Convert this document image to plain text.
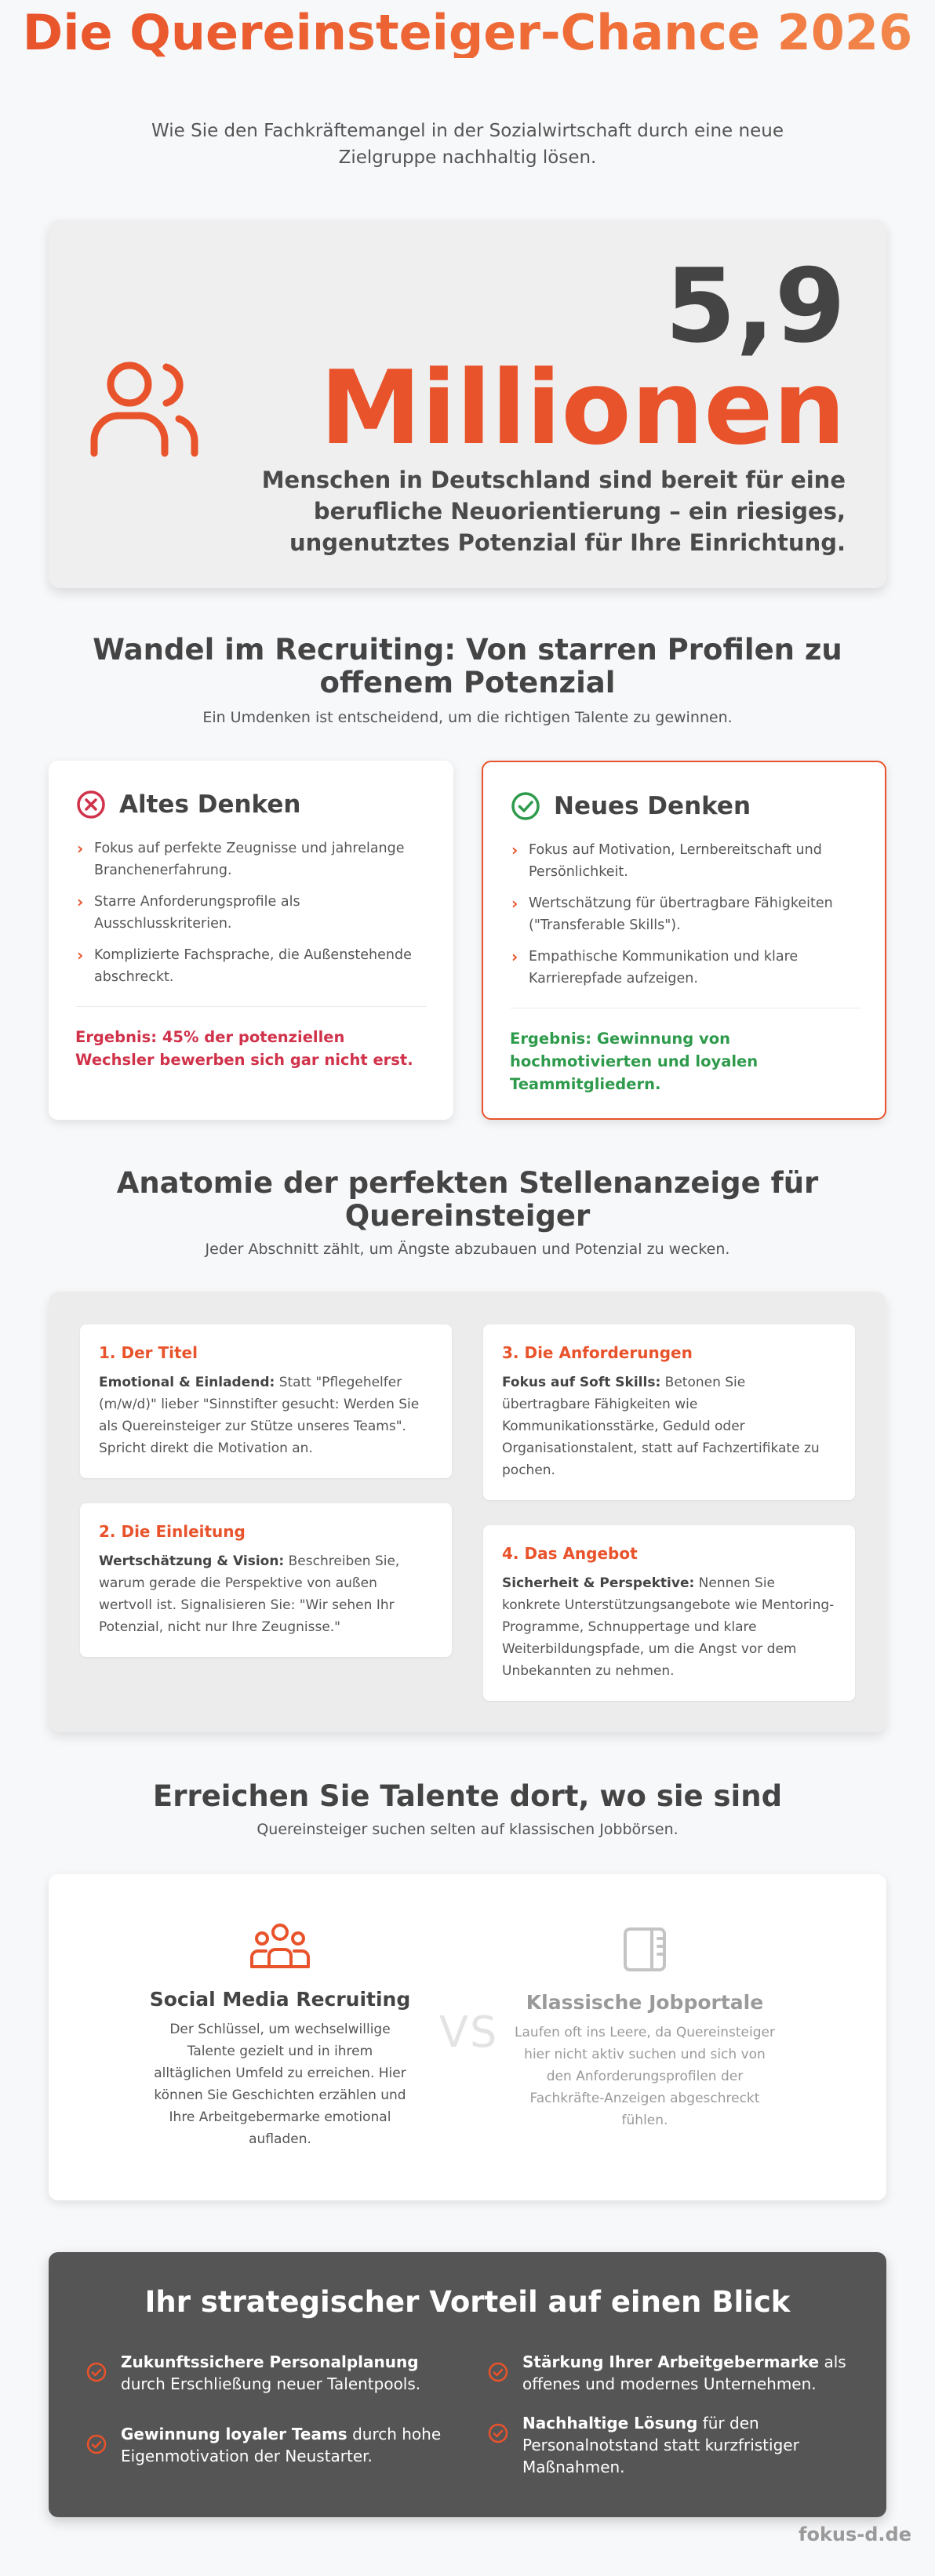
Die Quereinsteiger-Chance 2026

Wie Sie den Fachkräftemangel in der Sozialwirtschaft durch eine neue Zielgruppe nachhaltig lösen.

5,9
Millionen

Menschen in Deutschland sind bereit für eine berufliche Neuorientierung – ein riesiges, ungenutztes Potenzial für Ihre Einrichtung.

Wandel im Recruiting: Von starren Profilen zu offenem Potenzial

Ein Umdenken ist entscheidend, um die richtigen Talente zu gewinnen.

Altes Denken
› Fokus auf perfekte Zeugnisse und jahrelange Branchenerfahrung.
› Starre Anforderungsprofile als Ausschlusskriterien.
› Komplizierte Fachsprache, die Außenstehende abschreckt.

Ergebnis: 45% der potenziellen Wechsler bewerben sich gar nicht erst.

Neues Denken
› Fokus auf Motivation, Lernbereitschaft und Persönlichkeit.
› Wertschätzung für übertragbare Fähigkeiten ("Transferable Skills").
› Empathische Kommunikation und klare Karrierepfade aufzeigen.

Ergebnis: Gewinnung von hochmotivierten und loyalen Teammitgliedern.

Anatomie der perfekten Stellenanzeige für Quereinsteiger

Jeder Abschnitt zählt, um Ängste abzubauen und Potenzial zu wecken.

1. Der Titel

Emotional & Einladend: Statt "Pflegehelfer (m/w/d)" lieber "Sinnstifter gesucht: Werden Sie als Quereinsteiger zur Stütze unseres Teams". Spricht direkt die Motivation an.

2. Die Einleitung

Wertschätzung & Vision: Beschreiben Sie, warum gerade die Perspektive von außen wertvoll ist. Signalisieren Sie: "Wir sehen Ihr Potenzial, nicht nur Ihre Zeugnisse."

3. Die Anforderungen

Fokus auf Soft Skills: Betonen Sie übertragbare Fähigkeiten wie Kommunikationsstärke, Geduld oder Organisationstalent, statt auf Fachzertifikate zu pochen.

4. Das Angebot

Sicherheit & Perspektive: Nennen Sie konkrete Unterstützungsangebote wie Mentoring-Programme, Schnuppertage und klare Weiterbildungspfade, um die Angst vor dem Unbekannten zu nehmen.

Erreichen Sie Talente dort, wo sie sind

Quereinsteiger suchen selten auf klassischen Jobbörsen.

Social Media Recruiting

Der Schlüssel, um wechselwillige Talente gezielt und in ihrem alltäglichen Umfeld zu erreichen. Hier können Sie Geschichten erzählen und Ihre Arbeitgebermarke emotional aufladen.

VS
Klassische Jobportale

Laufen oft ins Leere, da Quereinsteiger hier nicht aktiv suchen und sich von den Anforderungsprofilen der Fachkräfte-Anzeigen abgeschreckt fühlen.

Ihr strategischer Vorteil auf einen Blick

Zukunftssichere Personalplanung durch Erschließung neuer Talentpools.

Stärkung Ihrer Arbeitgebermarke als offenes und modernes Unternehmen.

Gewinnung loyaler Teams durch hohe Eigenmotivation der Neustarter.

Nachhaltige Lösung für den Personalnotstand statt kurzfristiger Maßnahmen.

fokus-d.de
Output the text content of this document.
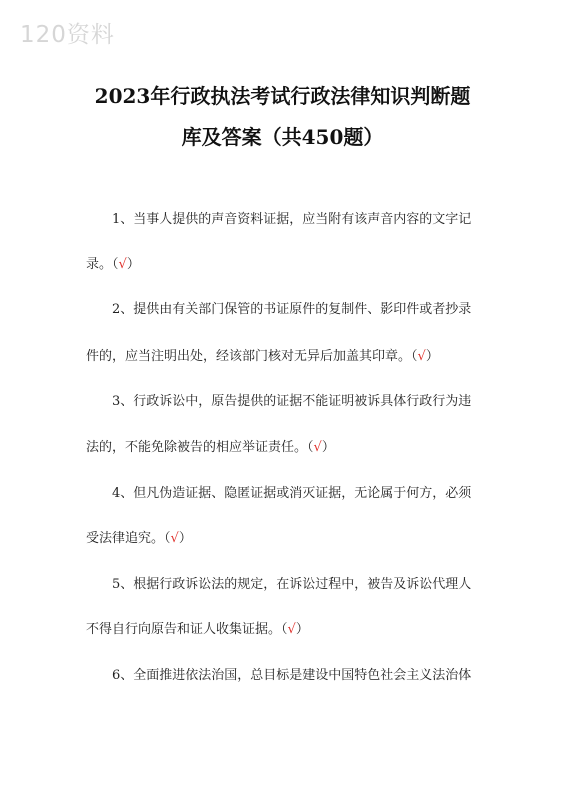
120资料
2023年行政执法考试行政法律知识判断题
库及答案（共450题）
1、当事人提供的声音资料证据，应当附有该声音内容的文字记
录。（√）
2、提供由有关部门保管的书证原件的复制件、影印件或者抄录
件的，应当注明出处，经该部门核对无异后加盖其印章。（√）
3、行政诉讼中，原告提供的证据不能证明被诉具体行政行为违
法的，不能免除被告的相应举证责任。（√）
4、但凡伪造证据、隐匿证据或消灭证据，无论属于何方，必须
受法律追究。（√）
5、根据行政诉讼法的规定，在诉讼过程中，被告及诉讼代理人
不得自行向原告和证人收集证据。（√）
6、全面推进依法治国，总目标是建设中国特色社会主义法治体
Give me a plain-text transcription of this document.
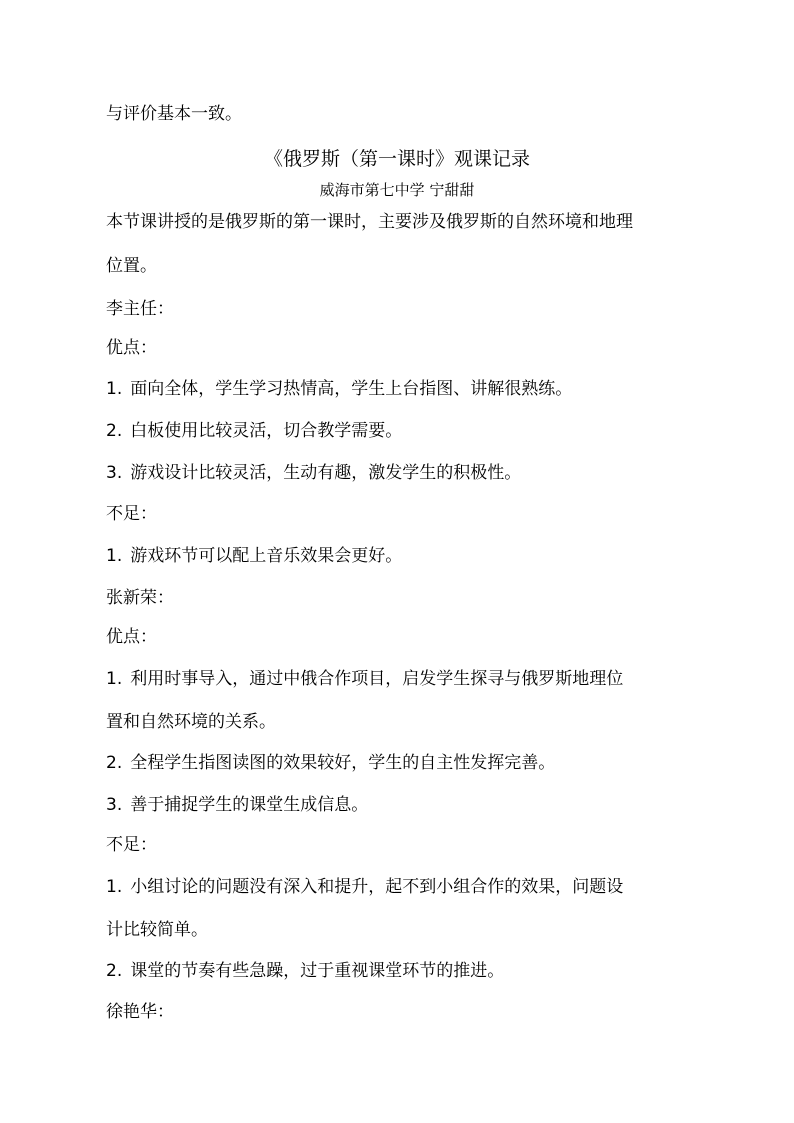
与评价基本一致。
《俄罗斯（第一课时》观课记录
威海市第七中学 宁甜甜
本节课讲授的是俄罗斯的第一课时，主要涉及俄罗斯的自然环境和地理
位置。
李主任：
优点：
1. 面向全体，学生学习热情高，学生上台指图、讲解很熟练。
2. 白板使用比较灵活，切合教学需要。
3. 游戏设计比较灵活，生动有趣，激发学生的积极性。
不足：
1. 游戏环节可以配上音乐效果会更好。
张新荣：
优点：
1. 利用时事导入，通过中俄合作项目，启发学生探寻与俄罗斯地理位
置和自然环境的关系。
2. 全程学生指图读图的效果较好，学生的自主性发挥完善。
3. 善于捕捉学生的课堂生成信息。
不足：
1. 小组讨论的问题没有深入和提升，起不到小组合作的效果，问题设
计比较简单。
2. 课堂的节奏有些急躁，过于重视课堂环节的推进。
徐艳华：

※

WHAT THE EXERCISE ASKS: Of the lines above, how many contain the string "Teams"? Only the number is required.

TASK OUTPUT: 2